» WORK TO DO:
Pick out and copy every line below that has the word "wibracyjny".

» Recorded data:
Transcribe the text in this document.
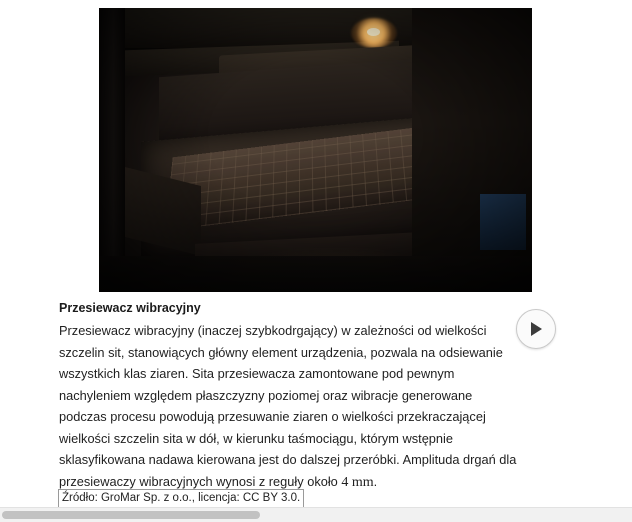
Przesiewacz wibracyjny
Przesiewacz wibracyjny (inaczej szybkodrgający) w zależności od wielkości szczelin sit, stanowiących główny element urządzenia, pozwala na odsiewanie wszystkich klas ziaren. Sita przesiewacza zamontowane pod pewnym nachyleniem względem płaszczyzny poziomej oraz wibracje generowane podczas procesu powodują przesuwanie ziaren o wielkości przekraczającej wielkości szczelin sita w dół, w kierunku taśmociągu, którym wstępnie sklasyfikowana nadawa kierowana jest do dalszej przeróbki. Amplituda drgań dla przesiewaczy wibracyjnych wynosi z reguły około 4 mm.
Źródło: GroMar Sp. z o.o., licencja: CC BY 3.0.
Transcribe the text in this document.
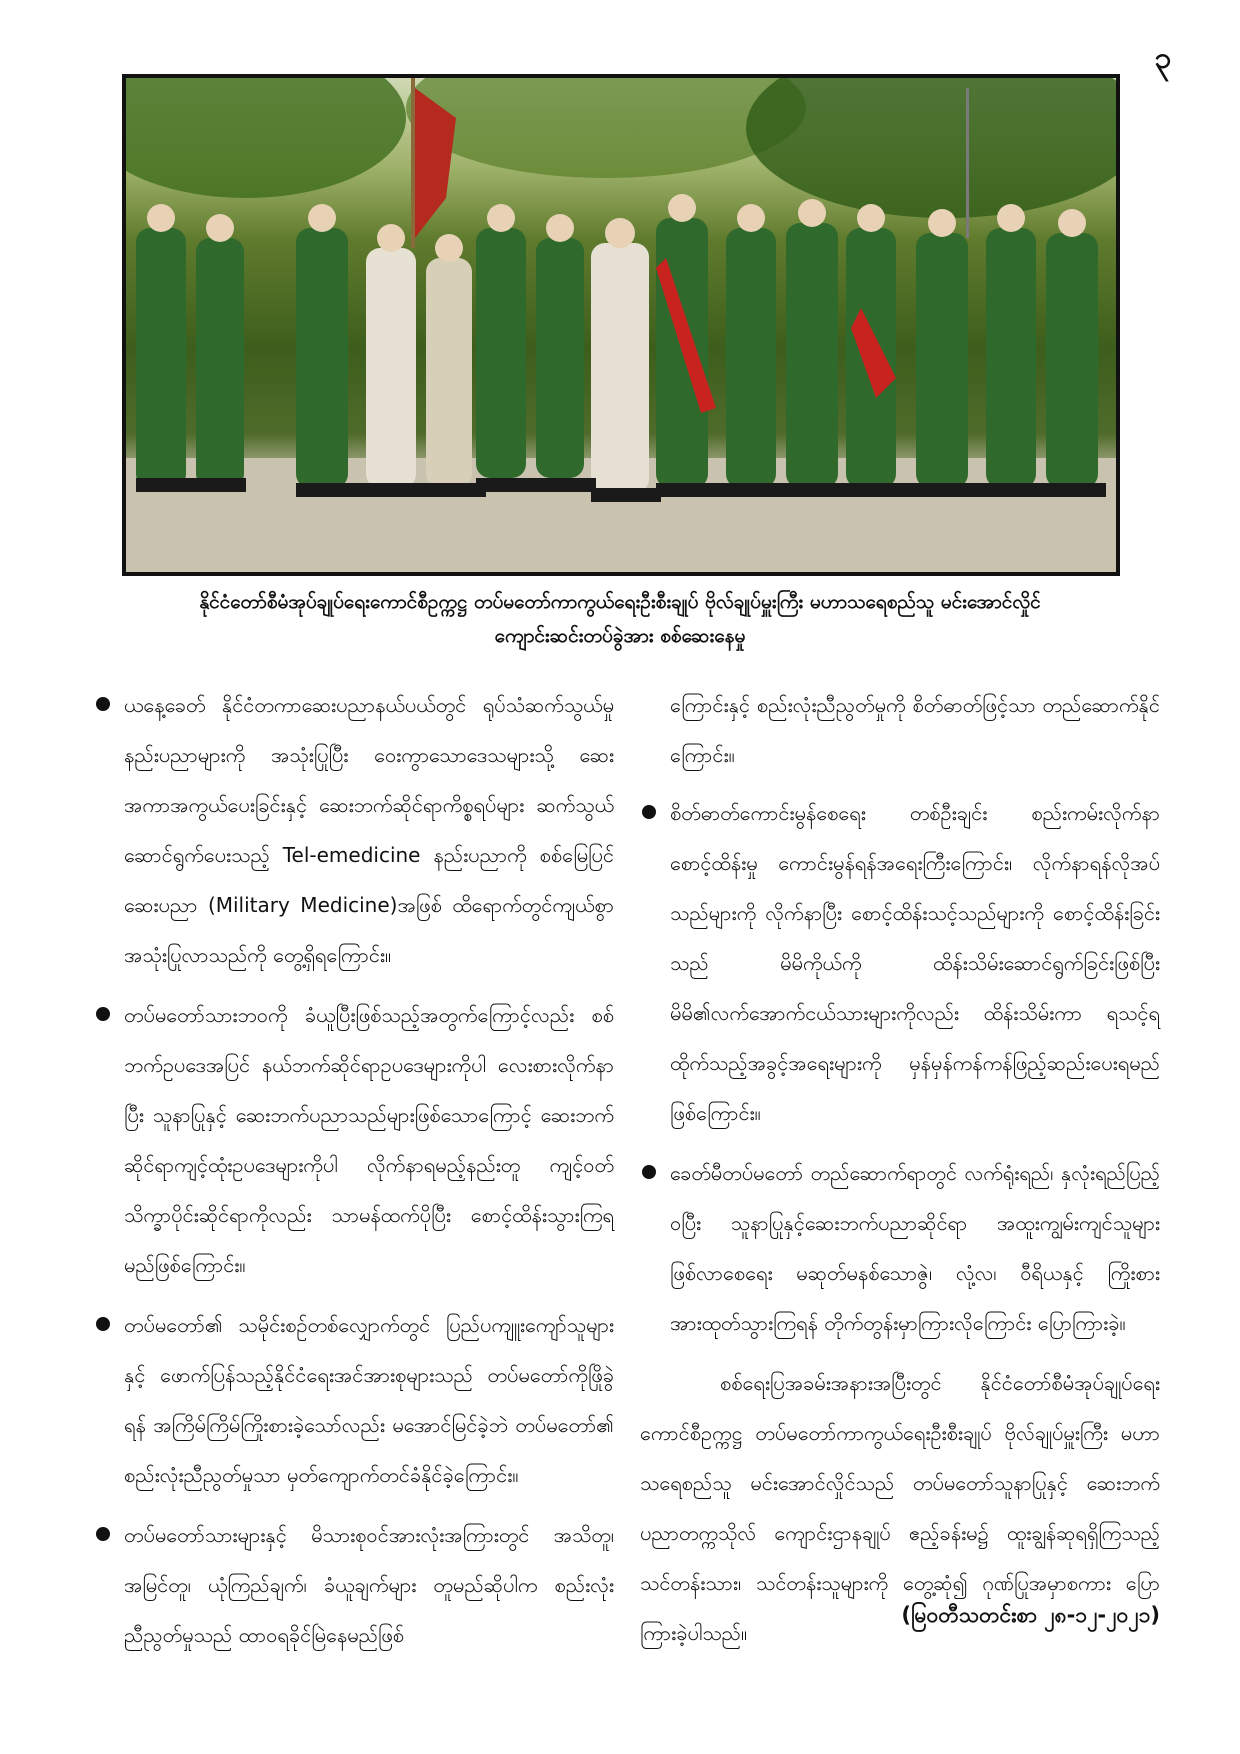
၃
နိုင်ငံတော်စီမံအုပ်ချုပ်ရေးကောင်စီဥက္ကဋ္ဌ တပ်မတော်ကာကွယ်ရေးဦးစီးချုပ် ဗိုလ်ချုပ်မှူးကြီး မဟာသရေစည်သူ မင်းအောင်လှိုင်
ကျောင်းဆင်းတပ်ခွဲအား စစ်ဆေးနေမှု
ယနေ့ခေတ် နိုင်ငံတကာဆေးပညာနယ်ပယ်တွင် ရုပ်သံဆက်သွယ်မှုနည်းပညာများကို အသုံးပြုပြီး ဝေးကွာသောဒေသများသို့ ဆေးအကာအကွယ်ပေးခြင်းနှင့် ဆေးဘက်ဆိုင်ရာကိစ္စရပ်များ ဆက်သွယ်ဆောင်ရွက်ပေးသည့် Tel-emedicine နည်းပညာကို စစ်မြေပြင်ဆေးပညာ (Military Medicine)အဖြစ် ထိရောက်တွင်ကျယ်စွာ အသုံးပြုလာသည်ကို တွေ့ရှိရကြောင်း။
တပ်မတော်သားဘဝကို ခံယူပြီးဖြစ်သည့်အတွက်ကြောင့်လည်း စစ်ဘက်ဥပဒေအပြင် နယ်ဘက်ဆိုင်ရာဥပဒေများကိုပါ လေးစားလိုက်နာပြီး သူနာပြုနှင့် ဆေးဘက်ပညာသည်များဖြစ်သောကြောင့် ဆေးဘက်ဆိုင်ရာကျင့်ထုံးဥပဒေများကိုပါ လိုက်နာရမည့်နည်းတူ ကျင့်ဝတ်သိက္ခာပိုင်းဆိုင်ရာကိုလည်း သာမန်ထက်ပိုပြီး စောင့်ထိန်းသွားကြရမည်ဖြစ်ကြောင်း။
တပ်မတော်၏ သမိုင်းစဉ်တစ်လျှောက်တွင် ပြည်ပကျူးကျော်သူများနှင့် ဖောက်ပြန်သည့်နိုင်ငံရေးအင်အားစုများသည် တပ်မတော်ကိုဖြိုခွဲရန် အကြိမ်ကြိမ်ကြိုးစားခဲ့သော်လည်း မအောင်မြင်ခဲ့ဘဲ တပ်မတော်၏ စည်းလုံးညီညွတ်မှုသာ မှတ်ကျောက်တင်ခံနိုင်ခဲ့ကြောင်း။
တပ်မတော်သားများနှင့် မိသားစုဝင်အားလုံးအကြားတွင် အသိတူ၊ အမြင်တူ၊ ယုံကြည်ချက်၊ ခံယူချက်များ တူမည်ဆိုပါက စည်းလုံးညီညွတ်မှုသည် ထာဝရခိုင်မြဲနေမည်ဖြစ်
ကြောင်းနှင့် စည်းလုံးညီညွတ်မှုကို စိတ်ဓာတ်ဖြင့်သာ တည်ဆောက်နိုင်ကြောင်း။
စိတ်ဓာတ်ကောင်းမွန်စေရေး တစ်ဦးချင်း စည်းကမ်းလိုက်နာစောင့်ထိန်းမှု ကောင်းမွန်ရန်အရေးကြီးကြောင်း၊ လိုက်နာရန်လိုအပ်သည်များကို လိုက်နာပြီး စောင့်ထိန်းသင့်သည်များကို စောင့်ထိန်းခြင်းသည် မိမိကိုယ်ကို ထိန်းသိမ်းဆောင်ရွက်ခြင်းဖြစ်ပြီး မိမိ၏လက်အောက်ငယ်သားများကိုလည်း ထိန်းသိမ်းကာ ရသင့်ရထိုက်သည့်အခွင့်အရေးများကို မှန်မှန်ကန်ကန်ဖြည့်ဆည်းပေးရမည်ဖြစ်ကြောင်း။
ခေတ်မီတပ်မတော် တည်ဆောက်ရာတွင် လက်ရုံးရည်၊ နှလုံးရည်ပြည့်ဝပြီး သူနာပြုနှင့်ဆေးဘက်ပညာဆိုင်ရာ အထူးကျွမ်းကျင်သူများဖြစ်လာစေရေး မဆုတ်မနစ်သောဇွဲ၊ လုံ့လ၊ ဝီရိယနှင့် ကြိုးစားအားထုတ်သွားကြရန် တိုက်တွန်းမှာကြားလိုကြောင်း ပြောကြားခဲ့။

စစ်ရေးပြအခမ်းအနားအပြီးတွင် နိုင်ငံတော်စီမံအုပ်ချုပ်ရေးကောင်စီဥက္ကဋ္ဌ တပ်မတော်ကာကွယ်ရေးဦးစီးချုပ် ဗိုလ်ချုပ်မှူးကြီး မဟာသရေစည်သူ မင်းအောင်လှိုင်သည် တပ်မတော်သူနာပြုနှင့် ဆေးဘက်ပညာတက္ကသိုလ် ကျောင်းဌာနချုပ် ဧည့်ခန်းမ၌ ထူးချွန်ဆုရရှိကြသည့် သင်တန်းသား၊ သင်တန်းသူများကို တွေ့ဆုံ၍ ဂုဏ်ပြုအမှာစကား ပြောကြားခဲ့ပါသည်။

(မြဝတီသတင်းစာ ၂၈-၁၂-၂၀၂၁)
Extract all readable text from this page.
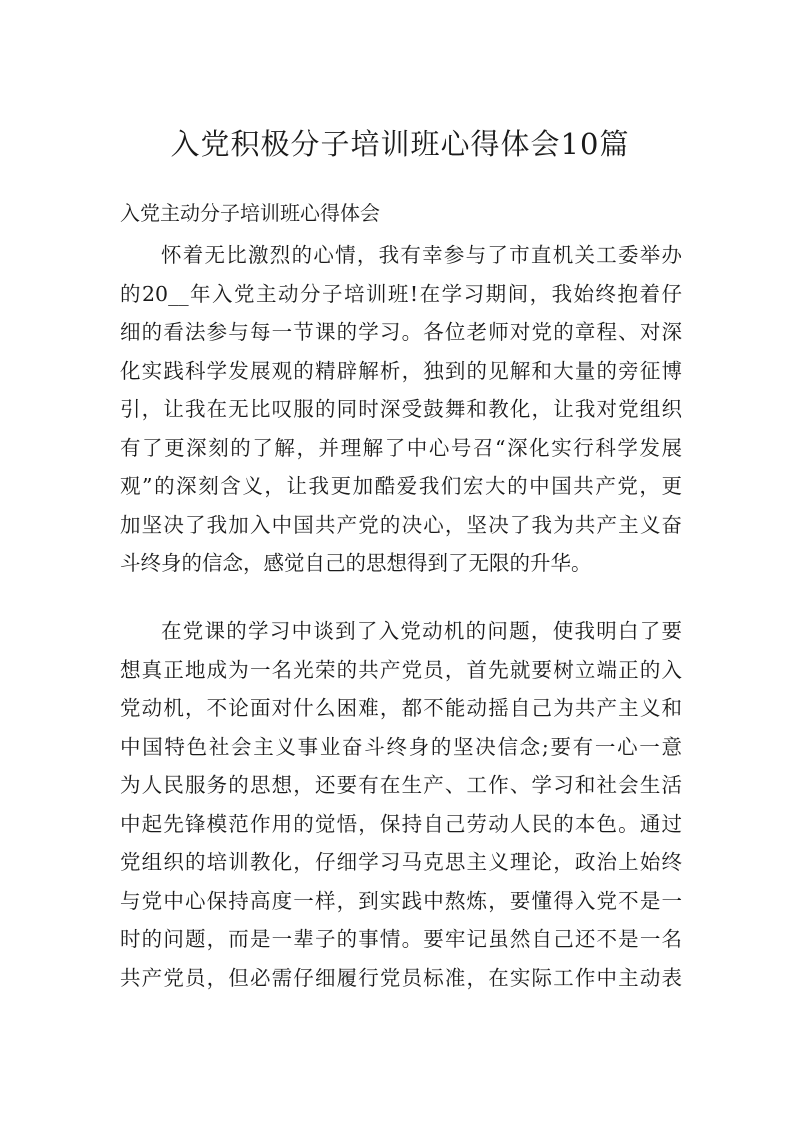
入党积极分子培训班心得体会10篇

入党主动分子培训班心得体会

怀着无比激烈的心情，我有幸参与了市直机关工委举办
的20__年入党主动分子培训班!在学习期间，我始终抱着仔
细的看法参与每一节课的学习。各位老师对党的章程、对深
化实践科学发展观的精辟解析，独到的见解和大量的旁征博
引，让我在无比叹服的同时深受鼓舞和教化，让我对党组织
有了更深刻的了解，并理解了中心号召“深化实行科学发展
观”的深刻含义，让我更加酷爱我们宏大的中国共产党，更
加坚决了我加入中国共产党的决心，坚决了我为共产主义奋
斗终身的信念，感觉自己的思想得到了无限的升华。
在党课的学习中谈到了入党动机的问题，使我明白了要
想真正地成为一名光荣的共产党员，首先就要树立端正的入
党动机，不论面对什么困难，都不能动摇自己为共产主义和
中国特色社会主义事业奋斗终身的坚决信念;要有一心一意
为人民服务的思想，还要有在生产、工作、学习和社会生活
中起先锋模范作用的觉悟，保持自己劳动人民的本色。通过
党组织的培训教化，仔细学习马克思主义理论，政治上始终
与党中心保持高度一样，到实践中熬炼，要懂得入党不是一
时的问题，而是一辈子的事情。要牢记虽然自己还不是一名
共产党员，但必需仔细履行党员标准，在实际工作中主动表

» SOLUTION:
Przesiewacz wibracyjny
Przesiewacz wibracyjny (inaczej szybkodrgający) w zależności od wielkości szczelin sit, stanowiących główny element urządzenia, pozwala na odsiewanie wszystkich klas ziaren. Sita przesiewacza zamontowane pod pewnym nachyleniem względem płaszczyzny poziomej oraz wibracje generowane podczas procesu powodują przesuwanie ziaren o wielkości przekraczającej wielkości szczelin sita w dół, w kierunku taśmociągu, którym wstępnie sklasyfikowana nadawa kierowana jest do dalszej przeróbki. Amplituda drgań dla przesiewaczy wibracyjnych wynosi z reguły około 4 mm.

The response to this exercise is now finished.